Please list all lines of the material below in which the string "single" occurs.

:: Stored data ::
※

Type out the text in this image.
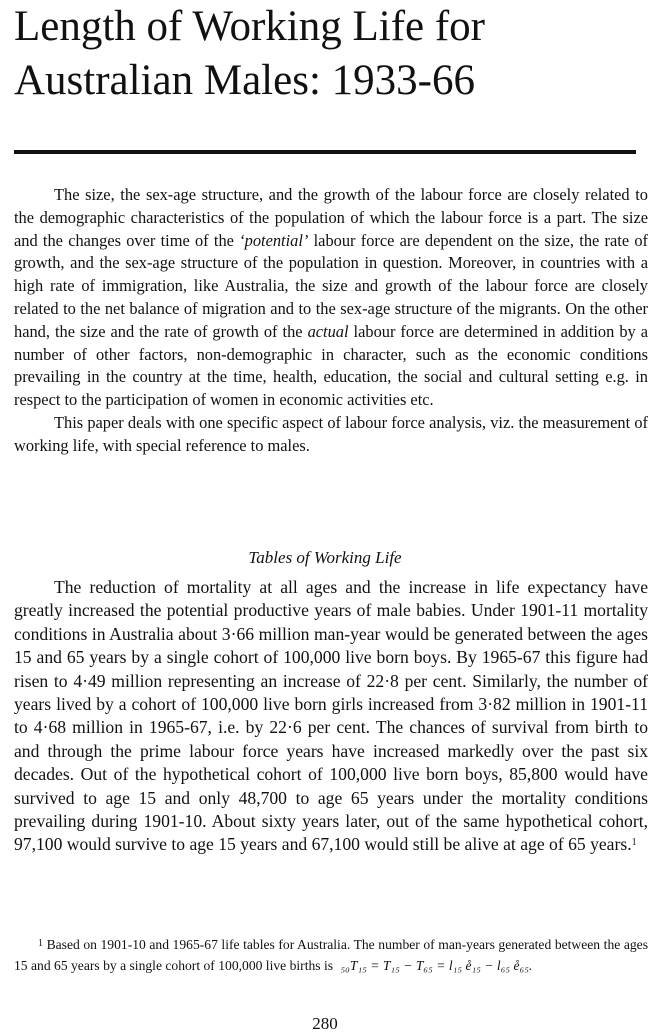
Length of Working Life for Australian Males: 1933-66

The size, the sex-age structure, and the growth of the labour force are closely related to the demographic characteristics of the population of which the labour force is a part. The size and the changes over time of the ‘potential’ labour force are dependent on the size, the rate of growth, and the sex-age structure of the population in question. Moreover, in countries with a high rate of immigration, like Australia, the size and growth of the labour force are closely related to the net balance of migration and to the sex-age structure of the migrants. On the other hand, the size and the rate of growth of the actual labour force are determined in addition by a number of other factors, non-demographic in character, such as the economic conditions prevailing in the country at the time, health, education, the social and cultural setting e.g. in respect to the participation of women in economic activities etc.

This paper deals with one specific aspect of labour force analysis, viz. the measurement of working life, with special reference to males.

Tables of Working Life

The reduction of mortality at all ages and the increase in life expectancy have greatly increased the potential productive years of male babies. Under 1901-11 mortality conditions in Australia about 3·66 million man-year would be generated between the ages 15 and 65 years by a single cohort of 100,000 live born boys. By 1965-67 this figure had risen to 4·49 million representing an increase of 22·8 per cent. Similarly, the number of years lived by a cohort of 100,000 live born girls increased from 3·82 million in 1901-11 to 4·68 million in 1965-67, i.e. by 22·6 per cent. The chances of survival from birth to and through the prime labour force years have increased markedly over the past six decades. Out of the hypothetical cohort of 100,000 live born boys, 85,800 would have survived to age 15 and only 48,700 to age 65 years under the mortality conditions prevailing during 1901-10. About sixty years later, out of the same hypothetical cohort, 97,100 would survive to age 15 years and 67,100 would still be alive at age of 65 years.$^1$

$^1$ Based on 1901-10 and 1965-67 life tables for Australia. The number of man-years generated between the ages 15 and 65 years by a single cohort of 100,000 live births is ₅₀T₁₅ = T₁₅ − T₆₅ = l₁₅ e̊₁₅ − l₆₅ e̊₆₅.
280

※

:: Final answer ::
The reduction of mortality at all ages and the increase in life expectancy have greatly increased the potential productive years of male babies. Under 1901-11 mortality conditions in Australia about 3·66 million man-year would be generated between the ages 15 and 65 years by a single cohort of 100,000 live born boys. By 1965-67 this figure had risen to 4·49 million representing an increase of 22·8 per cent. Similarly, the number of years lived by a cohort of 100,000 live born girls increased from 3·82 million in 1901-11 to 4·68 million in 1965-67, i.e. by 22·6 per cent. The chances of survival from birth to and through the prime labour force years have increased markedly over the past six decades. Out of the hypothetical cohort of 100,000 live born boys, 85,800 would have survived to age 15 and only 48,700 to age 65 years under the mortality conditions prevailing during 1901-10. About sixty years later, out of the same hypothetical cohort, 97,100 would survive to age 15 years and 67,100 would still be alive at age of 65 years.$^1$
$^1$ Based on 1901-10 and 1965-67 life tables for Australia. The number of man-years generated between the ages 15 and 65 years by a single cohort of 100,000 live births is ₅₀T₁₅ = T₁₅ − T₆₅ = l₁₅ e̊₁₅ − l₆₅ e̊₆₅.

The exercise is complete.